> _Work to do_
In the following material, identify every line holding the string "Market" and return it.

(Entries with figure data)
-*-*-

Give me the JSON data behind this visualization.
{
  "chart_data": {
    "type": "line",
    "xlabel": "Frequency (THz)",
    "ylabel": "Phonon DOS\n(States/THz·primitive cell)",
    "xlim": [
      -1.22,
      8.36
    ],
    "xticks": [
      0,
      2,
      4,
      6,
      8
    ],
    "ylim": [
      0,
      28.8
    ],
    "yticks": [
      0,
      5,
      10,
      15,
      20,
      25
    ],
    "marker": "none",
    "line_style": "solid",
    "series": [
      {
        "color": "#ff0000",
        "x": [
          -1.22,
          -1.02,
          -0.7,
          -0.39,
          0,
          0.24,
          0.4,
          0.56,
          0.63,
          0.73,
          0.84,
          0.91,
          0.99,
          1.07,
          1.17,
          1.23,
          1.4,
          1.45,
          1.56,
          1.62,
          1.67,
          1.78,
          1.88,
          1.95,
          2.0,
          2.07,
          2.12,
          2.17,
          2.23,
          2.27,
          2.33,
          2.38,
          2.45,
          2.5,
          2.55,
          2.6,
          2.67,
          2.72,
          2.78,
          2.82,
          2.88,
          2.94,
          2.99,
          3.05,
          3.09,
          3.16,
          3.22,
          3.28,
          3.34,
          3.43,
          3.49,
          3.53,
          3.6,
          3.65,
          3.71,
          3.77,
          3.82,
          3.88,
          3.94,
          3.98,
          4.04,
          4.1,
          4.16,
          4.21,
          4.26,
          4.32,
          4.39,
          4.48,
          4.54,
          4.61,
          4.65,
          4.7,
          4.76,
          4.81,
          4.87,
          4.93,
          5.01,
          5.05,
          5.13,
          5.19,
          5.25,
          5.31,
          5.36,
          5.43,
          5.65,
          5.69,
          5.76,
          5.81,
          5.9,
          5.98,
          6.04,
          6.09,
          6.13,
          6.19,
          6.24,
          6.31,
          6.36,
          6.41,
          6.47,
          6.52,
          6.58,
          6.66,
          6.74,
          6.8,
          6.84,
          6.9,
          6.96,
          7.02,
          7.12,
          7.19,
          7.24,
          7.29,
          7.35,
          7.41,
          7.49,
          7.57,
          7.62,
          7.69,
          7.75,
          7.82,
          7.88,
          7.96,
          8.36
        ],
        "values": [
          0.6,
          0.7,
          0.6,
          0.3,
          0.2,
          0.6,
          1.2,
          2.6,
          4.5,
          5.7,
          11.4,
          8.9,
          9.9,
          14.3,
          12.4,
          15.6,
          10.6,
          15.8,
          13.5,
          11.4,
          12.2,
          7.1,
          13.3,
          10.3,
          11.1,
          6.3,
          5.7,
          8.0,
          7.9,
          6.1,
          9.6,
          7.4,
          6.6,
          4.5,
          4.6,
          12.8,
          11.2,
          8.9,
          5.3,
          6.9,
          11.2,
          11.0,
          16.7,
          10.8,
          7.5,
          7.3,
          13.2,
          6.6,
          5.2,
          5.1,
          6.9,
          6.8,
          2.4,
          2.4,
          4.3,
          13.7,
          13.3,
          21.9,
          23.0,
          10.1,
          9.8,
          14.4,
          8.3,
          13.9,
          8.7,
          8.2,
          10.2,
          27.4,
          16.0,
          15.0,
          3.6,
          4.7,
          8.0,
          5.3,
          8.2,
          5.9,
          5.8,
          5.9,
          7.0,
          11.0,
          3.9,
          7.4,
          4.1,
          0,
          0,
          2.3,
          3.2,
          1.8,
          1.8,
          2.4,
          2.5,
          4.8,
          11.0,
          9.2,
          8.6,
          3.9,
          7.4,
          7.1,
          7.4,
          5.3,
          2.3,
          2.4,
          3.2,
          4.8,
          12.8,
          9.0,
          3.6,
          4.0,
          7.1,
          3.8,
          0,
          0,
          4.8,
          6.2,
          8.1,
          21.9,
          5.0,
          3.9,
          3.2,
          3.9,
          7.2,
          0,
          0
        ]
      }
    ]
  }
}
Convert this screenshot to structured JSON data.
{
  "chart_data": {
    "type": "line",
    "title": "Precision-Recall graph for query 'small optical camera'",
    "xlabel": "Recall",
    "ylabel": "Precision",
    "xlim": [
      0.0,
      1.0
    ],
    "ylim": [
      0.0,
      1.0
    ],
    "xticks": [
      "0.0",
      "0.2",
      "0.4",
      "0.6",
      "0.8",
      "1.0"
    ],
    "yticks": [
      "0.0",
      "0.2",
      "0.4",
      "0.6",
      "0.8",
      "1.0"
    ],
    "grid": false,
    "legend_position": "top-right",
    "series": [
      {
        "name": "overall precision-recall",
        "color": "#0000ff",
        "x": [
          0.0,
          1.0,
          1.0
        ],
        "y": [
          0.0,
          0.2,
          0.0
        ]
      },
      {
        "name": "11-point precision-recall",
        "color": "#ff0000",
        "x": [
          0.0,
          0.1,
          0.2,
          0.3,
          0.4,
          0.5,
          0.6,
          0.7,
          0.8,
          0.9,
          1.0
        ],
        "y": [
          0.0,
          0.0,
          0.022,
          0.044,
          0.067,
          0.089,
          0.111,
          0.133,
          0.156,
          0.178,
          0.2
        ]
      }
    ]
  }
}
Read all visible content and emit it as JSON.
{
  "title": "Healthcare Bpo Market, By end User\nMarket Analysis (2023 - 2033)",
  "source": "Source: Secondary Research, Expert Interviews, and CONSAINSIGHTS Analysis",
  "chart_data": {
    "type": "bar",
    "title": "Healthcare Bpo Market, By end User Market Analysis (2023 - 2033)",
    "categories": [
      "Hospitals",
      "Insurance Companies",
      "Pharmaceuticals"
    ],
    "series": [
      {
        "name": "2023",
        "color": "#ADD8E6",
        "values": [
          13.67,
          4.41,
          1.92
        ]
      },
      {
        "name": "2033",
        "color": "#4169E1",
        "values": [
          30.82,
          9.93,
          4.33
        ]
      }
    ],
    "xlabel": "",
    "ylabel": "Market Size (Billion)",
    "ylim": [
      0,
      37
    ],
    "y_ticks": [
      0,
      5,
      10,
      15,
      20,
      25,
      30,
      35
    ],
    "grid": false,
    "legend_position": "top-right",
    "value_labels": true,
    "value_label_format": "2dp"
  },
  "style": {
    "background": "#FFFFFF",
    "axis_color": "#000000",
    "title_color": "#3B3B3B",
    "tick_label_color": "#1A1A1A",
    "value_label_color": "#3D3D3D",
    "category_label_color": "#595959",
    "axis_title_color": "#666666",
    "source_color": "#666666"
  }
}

-*-*-

> _Reply to the task_
  "title": "Healthcare Bpo Market, By end User\nMarket Analysis (2023 - 2033)",
    "title": "Healthcare Bpo Market, By end User Market Analysis (2023 - 2033)",
    "ylabel": "Market Size (Billion)",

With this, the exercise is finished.